**What you are asked to do:** Determine how many lines of the records include "that", and answer with the number alone.

*** Rows

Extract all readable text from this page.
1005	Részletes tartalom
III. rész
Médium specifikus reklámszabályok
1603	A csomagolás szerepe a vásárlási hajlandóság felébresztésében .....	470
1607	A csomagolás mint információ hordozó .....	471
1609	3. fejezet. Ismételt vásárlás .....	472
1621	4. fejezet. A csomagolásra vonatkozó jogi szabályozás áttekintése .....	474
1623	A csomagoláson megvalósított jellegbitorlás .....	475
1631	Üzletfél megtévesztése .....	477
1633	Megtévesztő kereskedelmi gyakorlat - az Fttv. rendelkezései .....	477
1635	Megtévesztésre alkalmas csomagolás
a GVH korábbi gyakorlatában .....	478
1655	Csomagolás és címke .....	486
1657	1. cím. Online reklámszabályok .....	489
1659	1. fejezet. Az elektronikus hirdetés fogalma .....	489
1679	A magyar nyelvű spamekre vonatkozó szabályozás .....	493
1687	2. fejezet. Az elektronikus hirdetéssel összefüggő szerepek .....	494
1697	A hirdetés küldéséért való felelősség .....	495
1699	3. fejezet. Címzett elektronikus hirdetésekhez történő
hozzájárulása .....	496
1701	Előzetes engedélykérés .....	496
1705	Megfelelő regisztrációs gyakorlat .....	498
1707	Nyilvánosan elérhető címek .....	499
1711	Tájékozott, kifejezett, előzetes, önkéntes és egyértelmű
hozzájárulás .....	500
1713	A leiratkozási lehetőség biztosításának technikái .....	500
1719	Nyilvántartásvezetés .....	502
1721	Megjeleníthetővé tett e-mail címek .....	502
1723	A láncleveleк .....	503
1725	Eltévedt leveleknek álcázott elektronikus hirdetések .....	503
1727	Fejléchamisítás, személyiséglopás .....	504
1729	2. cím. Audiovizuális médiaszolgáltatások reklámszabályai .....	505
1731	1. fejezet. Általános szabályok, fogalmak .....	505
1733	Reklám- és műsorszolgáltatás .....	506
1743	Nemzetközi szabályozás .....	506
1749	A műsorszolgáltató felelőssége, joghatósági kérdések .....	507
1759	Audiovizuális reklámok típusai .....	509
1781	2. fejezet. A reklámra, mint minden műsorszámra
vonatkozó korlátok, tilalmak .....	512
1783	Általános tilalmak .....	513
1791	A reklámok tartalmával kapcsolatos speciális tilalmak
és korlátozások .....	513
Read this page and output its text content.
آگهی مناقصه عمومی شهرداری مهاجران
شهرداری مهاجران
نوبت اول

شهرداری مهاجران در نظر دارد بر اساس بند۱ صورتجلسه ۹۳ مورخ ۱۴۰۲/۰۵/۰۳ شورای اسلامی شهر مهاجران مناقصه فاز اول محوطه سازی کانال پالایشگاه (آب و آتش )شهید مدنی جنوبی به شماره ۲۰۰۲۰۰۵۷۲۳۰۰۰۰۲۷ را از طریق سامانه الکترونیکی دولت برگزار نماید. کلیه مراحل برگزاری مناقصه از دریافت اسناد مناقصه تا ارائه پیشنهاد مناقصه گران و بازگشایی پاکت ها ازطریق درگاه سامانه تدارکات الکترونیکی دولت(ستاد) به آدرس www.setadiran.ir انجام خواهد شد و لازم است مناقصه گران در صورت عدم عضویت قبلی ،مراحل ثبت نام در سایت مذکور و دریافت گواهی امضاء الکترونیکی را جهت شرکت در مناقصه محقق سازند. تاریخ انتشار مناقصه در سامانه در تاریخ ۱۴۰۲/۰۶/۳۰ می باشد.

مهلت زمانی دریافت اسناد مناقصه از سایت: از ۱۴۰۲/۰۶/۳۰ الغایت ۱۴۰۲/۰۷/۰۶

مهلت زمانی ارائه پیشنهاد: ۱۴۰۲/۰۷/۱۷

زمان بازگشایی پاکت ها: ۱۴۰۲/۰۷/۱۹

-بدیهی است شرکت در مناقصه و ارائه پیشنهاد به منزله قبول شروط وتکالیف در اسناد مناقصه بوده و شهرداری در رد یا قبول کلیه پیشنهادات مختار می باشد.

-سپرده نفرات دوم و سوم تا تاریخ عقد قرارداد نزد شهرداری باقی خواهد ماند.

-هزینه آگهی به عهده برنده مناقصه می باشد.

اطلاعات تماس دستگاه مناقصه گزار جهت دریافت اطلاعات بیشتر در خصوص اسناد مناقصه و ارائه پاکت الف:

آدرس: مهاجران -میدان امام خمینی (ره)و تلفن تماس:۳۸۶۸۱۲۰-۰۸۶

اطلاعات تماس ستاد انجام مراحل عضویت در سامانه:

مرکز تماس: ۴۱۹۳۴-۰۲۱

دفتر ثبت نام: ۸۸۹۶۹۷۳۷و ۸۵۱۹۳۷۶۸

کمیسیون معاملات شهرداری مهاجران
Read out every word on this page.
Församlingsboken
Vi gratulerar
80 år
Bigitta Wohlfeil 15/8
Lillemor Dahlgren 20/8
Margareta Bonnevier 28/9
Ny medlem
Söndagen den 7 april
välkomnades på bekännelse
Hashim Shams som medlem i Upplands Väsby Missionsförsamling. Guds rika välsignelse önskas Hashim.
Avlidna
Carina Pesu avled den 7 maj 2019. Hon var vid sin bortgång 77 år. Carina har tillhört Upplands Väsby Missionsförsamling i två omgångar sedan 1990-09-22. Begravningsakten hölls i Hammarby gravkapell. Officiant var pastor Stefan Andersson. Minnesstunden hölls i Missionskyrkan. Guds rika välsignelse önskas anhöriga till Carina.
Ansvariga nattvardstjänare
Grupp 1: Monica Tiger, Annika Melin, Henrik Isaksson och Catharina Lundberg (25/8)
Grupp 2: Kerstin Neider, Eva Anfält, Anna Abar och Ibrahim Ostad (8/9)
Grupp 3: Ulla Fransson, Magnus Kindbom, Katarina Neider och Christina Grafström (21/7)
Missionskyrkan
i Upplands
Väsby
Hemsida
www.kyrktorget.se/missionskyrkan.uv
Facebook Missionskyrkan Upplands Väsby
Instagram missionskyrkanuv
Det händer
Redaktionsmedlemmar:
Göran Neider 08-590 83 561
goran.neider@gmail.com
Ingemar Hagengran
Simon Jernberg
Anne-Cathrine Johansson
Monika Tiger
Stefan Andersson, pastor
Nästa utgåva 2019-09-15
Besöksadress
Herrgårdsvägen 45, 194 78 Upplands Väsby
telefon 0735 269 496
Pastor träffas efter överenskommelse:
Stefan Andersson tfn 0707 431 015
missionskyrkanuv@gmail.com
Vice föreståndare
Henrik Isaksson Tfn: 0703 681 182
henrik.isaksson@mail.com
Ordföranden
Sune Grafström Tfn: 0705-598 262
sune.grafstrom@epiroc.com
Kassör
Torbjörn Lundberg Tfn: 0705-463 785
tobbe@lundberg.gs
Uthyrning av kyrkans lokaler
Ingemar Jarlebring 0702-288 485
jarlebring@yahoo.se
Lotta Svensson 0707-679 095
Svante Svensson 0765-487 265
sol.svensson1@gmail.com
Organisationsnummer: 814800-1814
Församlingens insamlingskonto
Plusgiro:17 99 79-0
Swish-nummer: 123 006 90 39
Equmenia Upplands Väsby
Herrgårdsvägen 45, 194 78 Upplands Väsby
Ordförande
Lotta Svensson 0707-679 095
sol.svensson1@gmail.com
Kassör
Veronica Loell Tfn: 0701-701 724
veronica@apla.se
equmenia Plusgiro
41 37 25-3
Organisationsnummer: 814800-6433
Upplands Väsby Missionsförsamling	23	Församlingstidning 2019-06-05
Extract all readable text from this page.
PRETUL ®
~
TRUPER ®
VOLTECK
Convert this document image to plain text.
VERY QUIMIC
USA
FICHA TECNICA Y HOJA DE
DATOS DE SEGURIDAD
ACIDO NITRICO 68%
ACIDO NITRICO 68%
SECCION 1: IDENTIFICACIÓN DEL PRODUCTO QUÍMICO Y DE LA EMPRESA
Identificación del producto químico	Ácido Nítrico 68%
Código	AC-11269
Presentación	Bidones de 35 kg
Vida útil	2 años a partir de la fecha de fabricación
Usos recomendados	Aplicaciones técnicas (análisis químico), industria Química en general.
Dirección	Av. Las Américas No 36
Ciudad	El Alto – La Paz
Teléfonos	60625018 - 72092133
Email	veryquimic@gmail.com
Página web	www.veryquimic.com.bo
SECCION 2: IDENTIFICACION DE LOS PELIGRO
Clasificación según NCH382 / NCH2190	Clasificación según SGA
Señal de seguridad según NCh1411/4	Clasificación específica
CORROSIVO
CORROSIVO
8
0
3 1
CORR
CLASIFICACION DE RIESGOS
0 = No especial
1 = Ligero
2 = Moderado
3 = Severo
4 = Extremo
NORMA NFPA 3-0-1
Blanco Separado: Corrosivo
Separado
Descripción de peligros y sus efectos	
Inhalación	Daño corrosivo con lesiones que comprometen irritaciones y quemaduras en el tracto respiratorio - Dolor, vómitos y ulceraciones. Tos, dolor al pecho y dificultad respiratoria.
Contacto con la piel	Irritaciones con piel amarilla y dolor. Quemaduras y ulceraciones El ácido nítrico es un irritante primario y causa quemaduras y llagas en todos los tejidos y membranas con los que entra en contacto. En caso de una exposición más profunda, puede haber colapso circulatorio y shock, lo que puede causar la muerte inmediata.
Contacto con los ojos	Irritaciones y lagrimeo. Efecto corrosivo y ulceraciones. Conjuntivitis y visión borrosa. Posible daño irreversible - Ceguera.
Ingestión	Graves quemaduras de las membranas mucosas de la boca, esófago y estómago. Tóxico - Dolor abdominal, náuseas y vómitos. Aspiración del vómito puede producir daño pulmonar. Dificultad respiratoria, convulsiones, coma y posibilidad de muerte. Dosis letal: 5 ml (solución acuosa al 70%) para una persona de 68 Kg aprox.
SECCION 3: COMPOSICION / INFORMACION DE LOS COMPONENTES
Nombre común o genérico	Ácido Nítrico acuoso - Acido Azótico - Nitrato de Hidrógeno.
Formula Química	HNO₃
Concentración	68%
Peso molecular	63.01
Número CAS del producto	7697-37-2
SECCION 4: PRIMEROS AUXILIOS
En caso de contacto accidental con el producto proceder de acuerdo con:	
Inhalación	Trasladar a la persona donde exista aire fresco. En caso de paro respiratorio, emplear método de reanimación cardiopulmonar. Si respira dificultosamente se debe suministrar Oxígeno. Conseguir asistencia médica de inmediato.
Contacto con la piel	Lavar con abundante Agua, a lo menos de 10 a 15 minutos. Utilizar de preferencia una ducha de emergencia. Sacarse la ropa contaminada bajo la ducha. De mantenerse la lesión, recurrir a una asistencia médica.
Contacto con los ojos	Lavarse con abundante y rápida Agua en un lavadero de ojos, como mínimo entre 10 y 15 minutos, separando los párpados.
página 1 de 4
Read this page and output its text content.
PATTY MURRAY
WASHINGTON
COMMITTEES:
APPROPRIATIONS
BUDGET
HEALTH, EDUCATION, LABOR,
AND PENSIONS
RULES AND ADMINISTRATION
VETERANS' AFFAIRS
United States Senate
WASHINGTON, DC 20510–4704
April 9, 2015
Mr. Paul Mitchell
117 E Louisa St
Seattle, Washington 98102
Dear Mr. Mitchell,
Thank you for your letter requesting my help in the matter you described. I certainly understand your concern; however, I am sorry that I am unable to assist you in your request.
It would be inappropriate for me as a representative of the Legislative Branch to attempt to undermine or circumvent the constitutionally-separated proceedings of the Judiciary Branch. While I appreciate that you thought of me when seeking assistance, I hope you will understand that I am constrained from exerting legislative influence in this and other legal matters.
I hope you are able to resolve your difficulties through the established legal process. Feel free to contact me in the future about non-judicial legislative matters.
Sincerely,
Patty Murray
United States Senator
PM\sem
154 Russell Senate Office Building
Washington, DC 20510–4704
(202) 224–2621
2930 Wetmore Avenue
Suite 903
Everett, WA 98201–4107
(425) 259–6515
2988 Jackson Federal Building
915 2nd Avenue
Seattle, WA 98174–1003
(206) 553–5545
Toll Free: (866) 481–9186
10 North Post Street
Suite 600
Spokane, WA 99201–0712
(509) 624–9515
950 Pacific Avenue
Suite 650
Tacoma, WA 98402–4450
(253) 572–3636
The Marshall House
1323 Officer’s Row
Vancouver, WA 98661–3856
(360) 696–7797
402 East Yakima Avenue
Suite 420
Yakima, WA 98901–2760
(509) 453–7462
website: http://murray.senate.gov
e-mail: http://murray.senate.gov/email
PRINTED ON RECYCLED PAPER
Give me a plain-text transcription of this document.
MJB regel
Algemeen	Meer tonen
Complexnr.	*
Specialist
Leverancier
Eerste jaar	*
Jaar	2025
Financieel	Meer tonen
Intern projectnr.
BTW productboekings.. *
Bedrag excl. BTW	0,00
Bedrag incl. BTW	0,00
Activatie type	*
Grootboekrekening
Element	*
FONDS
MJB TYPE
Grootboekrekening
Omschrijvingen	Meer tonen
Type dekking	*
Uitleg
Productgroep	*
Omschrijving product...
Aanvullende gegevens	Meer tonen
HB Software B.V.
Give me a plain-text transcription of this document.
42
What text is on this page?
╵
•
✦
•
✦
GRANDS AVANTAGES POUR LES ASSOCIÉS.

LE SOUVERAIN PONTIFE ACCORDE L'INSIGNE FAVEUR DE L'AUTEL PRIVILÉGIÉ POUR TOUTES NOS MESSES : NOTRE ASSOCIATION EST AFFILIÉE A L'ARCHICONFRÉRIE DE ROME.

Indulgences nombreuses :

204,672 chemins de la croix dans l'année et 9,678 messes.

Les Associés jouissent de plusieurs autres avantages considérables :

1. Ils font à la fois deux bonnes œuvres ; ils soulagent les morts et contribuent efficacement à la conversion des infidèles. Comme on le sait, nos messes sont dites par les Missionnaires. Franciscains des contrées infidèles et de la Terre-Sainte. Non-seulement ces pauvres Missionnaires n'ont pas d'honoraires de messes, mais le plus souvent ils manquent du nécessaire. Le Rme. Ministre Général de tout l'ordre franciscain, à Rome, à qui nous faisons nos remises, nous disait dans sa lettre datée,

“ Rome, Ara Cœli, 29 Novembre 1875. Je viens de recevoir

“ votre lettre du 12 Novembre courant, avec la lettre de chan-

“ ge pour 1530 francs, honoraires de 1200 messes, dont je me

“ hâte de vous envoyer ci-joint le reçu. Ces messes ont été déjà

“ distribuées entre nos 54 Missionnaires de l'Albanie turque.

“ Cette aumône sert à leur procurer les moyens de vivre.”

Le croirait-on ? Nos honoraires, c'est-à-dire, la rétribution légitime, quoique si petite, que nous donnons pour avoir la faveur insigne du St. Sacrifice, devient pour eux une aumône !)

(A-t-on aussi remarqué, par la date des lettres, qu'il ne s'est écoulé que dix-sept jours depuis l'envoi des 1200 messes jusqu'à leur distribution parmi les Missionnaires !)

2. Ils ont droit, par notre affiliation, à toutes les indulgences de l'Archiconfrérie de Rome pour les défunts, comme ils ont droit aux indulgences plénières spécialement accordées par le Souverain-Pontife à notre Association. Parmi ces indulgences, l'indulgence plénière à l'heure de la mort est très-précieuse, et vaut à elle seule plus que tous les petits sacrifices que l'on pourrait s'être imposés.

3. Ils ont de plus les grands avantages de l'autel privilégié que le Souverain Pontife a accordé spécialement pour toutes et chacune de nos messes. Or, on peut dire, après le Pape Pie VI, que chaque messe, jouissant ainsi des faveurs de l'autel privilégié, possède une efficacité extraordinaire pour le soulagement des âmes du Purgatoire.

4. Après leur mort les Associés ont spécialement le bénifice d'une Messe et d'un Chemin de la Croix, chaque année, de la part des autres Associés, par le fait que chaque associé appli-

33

******

**Answer to this exercise:** 2